Work task 1 »
Answer these questions from the Kafka with Twitter page:
(a) What version of Maven is downloaded?
(b) On which tab are the Consumer Secret, Access token and Access Token Secret found?
(c) Which field may be left empty when creating the Twitter application?
Work task 2 » Reproduce word for word the stretch of the Kafka with Twitter page from "Setup a Twitter" through "callback URL empty.".

Provided text »
○ ○ ○ ○ ○ ○ ○

Kafka with Twitter

Kafka with Twitter

In the previous post, we setup a single node and then a multi node kafka cluster. We also built and ran custom Producers and Consumers in Scala. In this blog, we will take kafka one step further. We will read live twitter feeds and feed them to Kafa

Pre-Requisites

  • All the machines setup as per the previous kafka blog
  • Kafka Cluster Operational as per the previous kafka blog

Setup a Twitter Account

  • Refer to http://saurzcode.in/2015/02/kafka-producer-using-twitter-stream/ for details
    • Go to https://apps.twitter.com/app/new
    • Log in or create New Account if needed
    • Enter a new Application Name
    • Enter Description
    • Enter website address
    • You can leave the callback URL empty.
    • Accept Terms of Service
    • Use Button “Create Your Twitter Application”
    • You will need
      • Consumer Key [ On this page ]
    • Switch to Tab “Keys and Access Tokens”
      • Consumer Secret [ On Tab Keys and Access Tokens ]
      • Access token [ On Tab Keys and Access Tokens ]
      • Access Token Secret [ On Tab Keys and Access Tokens ]

Set up Maven to Compile

  • cd /home/kafka
  • wget: http://mirror.jax.hugeserver.com/apache/maven/maven-3/3.5.0/binaries/apache-maven-3.5.0-bin.tar.gz
  • tar -xvf apache-maven-3.5.0-bin.tar.gz

Set up the Source Code

  • pom.xml
    • mkdir -p /home/kafka/twitter-stream
    • download the pom.xml (see references)
    • vi /home/kafka/twitter-stream/pom.xml
    • Added the dependencies section so that the Jar has all the dependencies needed
  • producer
    • mkdir -p /home/kafka/twitter-stream/src/main/java/com/saurzcode/twitter
    • download the TwitterKafkaProducer.java (see references)

○ ○ ○ ○ ○ ○ ○

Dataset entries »
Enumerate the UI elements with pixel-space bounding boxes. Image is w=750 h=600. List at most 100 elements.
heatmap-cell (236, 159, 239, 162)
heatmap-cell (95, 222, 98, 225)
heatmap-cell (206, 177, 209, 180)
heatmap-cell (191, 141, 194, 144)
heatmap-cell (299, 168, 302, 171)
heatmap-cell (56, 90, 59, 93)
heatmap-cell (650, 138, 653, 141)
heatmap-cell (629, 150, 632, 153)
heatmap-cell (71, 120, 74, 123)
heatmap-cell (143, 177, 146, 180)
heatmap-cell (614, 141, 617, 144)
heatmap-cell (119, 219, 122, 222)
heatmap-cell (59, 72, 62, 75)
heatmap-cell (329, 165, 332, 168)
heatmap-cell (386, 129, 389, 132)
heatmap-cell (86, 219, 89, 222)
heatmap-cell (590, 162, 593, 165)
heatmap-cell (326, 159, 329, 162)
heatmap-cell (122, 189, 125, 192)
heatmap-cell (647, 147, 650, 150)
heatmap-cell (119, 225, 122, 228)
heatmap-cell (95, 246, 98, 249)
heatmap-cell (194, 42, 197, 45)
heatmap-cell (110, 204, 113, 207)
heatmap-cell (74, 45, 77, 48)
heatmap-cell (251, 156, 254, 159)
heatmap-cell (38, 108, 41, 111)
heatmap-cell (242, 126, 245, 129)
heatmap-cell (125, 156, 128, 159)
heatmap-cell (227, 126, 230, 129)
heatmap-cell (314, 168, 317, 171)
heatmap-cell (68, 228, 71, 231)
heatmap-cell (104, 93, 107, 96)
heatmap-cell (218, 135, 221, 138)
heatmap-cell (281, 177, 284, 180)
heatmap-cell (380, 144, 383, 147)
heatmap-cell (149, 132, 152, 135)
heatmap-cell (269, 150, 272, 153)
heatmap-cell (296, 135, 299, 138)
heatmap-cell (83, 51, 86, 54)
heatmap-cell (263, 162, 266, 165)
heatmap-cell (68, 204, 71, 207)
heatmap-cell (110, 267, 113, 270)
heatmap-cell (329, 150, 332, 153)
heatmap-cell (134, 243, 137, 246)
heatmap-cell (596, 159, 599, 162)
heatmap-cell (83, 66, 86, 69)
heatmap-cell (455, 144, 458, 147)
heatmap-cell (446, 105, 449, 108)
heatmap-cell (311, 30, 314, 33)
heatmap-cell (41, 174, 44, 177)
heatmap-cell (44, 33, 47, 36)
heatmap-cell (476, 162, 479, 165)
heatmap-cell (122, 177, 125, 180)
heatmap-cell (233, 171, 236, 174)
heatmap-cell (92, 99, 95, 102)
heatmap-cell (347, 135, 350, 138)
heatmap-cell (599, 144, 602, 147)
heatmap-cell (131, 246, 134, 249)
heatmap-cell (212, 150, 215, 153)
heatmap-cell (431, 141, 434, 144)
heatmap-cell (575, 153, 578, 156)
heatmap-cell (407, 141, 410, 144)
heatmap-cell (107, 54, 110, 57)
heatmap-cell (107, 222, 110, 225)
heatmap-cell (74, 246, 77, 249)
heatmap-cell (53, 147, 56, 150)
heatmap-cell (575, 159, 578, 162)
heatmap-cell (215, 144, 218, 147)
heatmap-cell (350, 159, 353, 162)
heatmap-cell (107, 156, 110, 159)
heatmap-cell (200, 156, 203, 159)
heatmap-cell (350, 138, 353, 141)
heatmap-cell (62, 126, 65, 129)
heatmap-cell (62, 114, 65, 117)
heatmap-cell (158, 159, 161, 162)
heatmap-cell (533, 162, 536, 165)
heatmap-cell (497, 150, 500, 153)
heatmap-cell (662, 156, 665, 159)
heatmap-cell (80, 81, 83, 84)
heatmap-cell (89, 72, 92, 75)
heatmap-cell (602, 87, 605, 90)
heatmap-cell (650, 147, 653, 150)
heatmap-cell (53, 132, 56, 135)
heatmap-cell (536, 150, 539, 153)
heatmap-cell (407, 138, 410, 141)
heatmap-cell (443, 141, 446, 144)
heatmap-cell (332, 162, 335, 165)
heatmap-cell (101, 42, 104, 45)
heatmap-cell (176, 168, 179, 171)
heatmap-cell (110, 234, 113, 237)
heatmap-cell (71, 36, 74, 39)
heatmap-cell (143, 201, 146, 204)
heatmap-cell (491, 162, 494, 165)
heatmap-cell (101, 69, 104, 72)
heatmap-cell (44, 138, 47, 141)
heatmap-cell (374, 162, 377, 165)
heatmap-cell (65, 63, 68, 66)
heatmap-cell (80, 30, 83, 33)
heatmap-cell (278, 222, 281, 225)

○ ○ ○ ○ ○ ○ ○

Problem solution 1 »
(a) 3.5.0
(b) Keys and Access Tokens
(c) The callback URL

Problem solution 2 »
Setup a Twitter Account

  • Refer to http://saurzcode.in/2015/02/kafka-producer-using-twitter-stream/ for details
    • Go to https://apps.twitter.com/app/new
    • Log in or create New Account if needed
    • Enter a new Application Name
    • Enter Description
    • Enter website address
    • You can leave the callback URL empty.